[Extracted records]
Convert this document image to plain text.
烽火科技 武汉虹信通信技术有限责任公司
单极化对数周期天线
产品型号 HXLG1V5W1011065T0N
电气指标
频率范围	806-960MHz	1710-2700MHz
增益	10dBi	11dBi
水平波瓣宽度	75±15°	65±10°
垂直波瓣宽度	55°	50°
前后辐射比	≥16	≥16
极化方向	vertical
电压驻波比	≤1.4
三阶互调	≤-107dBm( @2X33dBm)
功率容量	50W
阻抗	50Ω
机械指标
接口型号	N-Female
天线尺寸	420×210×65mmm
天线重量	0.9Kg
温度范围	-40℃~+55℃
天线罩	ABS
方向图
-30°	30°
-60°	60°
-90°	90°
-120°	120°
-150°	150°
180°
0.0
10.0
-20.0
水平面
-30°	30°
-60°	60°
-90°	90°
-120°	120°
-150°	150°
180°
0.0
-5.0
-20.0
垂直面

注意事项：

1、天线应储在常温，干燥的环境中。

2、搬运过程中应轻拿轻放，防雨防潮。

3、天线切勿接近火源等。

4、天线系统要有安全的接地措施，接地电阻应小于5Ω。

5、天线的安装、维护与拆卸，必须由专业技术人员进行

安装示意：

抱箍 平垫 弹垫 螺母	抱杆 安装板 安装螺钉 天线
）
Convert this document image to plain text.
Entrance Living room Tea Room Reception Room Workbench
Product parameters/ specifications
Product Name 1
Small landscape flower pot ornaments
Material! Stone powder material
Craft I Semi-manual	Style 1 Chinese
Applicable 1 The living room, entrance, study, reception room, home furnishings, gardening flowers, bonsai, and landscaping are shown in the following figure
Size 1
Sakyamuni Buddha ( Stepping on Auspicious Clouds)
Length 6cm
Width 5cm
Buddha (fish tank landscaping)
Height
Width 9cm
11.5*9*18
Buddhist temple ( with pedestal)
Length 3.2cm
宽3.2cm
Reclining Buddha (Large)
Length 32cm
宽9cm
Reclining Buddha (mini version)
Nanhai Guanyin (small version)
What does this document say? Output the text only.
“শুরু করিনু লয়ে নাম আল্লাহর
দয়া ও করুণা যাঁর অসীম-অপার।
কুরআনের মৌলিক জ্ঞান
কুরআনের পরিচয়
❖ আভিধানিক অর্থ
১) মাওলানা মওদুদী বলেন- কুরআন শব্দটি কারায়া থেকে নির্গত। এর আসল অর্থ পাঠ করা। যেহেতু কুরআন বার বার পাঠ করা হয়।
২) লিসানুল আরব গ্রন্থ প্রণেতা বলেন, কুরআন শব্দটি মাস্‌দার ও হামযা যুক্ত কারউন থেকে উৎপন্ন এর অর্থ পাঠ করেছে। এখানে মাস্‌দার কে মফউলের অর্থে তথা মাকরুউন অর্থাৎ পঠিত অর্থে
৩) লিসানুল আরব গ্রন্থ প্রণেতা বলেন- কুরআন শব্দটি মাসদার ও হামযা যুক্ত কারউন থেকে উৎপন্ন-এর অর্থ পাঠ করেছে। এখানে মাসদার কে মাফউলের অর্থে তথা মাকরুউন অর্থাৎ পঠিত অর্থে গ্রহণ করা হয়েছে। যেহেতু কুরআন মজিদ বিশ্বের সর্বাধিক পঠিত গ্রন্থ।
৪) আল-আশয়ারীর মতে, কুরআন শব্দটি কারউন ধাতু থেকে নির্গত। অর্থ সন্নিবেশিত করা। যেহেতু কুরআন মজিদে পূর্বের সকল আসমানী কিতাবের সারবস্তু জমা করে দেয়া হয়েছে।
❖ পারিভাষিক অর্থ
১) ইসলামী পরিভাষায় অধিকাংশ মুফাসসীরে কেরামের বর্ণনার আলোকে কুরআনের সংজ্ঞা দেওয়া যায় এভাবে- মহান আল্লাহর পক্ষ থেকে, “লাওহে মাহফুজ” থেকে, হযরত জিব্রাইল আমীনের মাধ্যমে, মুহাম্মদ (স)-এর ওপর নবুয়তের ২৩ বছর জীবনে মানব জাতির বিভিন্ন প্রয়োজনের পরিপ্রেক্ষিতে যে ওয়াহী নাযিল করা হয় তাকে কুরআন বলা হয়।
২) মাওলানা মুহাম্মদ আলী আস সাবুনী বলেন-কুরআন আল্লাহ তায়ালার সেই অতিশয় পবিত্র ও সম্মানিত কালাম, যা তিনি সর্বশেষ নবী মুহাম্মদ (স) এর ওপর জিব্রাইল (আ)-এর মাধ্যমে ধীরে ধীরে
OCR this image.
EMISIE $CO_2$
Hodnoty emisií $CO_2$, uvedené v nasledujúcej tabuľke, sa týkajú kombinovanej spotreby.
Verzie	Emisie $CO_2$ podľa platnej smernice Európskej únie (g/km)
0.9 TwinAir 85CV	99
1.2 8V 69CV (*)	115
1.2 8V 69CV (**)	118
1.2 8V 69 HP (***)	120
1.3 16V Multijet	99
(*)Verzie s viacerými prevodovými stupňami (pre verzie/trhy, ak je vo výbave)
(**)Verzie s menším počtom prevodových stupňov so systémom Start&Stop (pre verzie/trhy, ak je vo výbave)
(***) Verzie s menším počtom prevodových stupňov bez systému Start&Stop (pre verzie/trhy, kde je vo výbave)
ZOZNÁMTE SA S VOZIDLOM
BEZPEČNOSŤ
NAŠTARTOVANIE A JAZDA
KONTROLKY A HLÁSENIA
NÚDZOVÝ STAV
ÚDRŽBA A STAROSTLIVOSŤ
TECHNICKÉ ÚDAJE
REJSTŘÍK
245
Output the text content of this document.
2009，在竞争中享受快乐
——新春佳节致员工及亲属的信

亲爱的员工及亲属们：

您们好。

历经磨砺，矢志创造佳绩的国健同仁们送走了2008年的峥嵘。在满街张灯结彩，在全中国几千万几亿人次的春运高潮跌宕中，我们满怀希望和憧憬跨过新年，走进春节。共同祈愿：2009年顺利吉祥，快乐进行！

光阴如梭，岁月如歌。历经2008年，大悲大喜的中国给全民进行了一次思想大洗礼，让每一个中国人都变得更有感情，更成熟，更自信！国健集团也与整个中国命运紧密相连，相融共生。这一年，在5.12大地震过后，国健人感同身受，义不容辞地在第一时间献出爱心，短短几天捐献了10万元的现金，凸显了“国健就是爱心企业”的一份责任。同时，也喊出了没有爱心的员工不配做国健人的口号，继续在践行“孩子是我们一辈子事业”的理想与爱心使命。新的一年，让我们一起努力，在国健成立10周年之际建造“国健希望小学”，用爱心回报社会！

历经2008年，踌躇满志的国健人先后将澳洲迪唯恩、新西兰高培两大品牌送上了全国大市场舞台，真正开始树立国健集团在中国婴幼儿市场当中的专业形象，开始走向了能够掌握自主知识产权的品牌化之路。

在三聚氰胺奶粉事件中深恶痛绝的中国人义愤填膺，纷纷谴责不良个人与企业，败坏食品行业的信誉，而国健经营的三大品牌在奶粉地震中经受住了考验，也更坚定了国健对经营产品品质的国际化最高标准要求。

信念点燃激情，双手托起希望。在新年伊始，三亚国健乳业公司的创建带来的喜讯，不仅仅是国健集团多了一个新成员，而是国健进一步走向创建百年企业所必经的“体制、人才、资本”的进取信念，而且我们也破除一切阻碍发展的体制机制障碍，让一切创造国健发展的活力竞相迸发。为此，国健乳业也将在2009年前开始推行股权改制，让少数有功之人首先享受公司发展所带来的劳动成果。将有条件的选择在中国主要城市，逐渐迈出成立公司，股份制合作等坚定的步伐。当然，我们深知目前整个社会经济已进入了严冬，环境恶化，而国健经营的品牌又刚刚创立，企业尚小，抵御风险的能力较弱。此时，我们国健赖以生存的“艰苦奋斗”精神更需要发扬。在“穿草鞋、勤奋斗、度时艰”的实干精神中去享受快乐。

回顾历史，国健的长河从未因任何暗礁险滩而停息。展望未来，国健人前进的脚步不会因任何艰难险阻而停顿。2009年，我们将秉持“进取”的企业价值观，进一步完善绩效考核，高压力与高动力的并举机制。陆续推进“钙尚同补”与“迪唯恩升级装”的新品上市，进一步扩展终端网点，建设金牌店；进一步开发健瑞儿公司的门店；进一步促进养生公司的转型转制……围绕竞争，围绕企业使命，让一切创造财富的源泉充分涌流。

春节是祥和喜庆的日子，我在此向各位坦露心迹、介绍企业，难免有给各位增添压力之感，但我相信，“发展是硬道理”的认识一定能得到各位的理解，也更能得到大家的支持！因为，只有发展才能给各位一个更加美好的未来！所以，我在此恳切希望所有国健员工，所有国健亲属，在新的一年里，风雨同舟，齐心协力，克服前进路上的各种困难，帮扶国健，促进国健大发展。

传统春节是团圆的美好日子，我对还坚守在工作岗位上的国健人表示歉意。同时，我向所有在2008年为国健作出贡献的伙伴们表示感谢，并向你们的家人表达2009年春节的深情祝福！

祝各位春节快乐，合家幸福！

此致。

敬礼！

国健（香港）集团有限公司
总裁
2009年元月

Stated exercise: Scan the material and collect every line that contains "Verzie".

Finished task:
Verzie	Emisie $CO_2$ podľa platnej smernice Európskej únie (g/km)
(*)Verzie s viacerými prevodovými stupňami (pre verzie/trhy, ak je vo výbave)
(**)Verzie s menším počtom prevodových stupňov so systémom Start&Stop (pre verzie/trhy, ak je vo výbave)
(***) Verzie s menším počtom prevodových stupňov bez systému Start&Stop (pre verzie/trhy, kde je vo výbave)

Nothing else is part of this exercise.